Spatial layout entries:
++++++++

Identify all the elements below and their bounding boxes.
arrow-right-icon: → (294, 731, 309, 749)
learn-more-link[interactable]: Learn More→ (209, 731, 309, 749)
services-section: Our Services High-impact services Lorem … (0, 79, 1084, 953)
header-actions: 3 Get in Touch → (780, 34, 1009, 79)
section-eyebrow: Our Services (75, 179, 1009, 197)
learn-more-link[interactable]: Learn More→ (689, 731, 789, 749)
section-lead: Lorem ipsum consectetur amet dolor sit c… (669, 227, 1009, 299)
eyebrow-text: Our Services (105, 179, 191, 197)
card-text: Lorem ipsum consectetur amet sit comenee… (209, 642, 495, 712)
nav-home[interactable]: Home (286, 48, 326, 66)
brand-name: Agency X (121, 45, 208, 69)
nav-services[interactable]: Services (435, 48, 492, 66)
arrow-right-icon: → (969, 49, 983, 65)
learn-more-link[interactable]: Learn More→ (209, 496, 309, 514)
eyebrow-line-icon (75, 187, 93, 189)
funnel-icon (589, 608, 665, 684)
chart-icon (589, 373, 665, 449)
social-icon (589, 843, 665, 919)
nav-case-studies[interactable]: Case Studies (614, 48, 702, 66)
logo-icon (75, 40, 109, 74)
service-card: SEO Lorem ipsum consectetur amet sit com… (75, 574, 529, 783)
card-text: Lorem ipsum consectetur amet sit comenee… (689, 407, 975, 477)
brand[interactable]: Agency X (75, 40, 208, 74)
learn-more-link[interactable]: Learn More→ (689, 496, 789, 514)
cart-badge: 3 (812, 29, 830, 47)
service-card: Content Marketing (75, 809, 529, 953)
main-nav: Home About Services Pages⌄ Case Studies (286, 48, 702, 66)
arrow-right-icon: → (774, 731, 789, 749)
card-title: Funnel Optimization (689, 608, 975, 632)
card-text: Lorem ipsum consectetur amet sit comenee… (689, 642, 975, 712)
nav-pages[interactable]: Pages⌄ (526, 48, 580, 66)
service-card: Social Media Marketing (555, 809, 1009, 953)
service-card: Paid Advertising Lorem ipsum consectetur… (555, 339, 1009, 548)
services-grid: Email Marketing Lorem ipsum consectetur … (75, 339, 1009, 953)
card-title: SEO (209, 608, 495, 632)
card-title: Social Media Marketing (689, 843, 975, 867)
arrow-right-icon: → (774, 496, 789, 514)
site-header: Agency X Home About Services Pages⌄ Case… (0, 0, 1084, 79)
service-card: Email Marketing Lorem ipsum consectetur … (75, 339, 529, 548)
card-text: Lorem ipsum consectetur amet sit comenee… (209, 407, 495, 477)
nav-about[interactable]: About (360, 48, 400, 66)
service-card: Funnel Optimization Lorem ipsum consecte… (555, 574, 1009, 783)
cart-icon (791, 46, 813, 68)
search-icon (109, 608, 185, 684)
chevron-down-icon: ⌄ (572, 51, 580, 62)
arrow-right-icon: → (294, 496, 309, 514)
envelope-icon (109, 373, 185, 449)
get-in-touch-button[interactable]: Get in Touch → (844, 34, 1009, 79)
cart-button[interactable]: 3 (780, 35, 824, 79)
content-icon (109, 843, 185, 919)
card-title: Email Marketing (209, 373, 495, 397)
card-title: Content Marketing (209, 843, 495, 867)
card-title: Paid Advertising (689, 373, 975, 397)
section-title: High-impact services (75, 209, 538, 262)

++++++++

§ **WORK INSTRUCTIONS**
Reproduce every line of the rows above verbatim, with no changes.

§ **RESPONSE TO THE EXERCISE**
Identify all the elements below and their bounding boxes.
arrow-right-icon: → (294, 731, 309, 749)
learn-more-link[interactable]: Learn More→ (209, 731, 309, 749)
services-section: Our Services High-impact services Lorem … (0, 79, 1084, 953)
header-actions: 3 Get in Touch → (780, 34, 1009, 79)
section-eyebrow: Our Services (75, 179, 1009, 197)
learn-more-link[interactable]: Learn More→ (689, 731, 789, 749)
section-lead: Lorem ipsum consectetur amet dolor sit c… (669, 227, 1009, 299)
eyebrow-text: Our Services (105, 179, 191, 197)
card-text: Lorem ipsum consectetur amet sit comenee… (209, 642, 495, 712)
nav-home[interactable]: Home (286, 48, 326, 66)
brand-name: Agency X (121, 45, 208, 69)
nav-services[interactable]: Services (435, 48, 492, 66)
arrow-right-icon: → (969, 49, 983, 65)
learn-more-link[interactable]: Learn More→ (209, 496, 309, 514)
eyebrow-line-icon (75, 187, 93, 189)
funnel-icon (589, 608, 665, 684)
chart-icon (589, 373, 665, 449)
social-icon (589, 843, 665, 919)
nav-case-studies[interactable]: Case Studies (614, 48, 702, 66)
logo-icon (75, 40, 109, 74)
service-card: SEO Lorem ipsum consectetur amet sit com… (75, 574, 529, 783)
card-text: Lorem ipsum consectetur amet sit comenee… (689, 407, 975, 477)
brand[interactable]: Agency X (75, 40, 208, 74)
learn-more-link[interactable]: Learn More→ (689, 496, 789, 514)
cart-badge: 3 (812, 29, 830, 47)
service-card: Content Marketing (75, 809, 529, 953)
main-nav: Home About Services Pages⌄ Case Studies (286, 48, 702, 66)
arrow-right-icon: → (774, 731, 789, 749)
card-title: Funnel Optimization (689, 608, 975, 632)
card-text: Lorem ipsum consectetur amet sit comenee… (689, 642, 975, 712)
nav-pages[interactable]: Pages⌄ (526, 48, 580, 66)
service-card: Social Media Marketing (555, 809, 1009, 953)
service-card: Paid Advertising Lorem ipsum consectetur… (555, 339, 1009, 548)
services-grid: Email Marketing Lorem ipsum consectetur … (75, 339, 1009, 953)
card-title: SEO (209, 608, 495, 632)
card-title: Social Media Marketing (689, 843, 975, 867)
arrow-right-icon: → (774, 496, 789, 514)
site-header: Agency X Home About Services Pages⌄ Case… (0, 0, 1084, 79)
service-card: Email Marketing Lorem ipsum consectetur … (75, 339, 529, 548)
card-text: Lorem ipsum consectetur amet sit comenee… (209, 407, 495, 477)
nav-about[interactable]: About (360, 48, 400, 66)
service-card: Funnel Optimization Lorem ipsum consecte… (555, 574, 1009, 783)
cart-icon (791, 46, 813, 68)
search-icon (109, 608, 185, 684)
chevron-down-icon: ⌄ (572, 51, 580, 62)
arrow-right-icon: → (294, 496, 309, 514)
envelope-icon (109, 373, 185, 449)
get-in-touch-button[interactable]: Get in Touch → (844, 34, 1009, 79)
cart-button[interactable]: 3 (780, 35, 824, 79)
content-icon (109, 843, 185, 919)
card-title: Email Marketing (209, 373, 495, 397)
card-title: Content Marketing (209, 843, 495, 867)
card-title: Paid Advertising (689, 373, 975, 397)
section-title: High-impact services (75, 209, 538, 262)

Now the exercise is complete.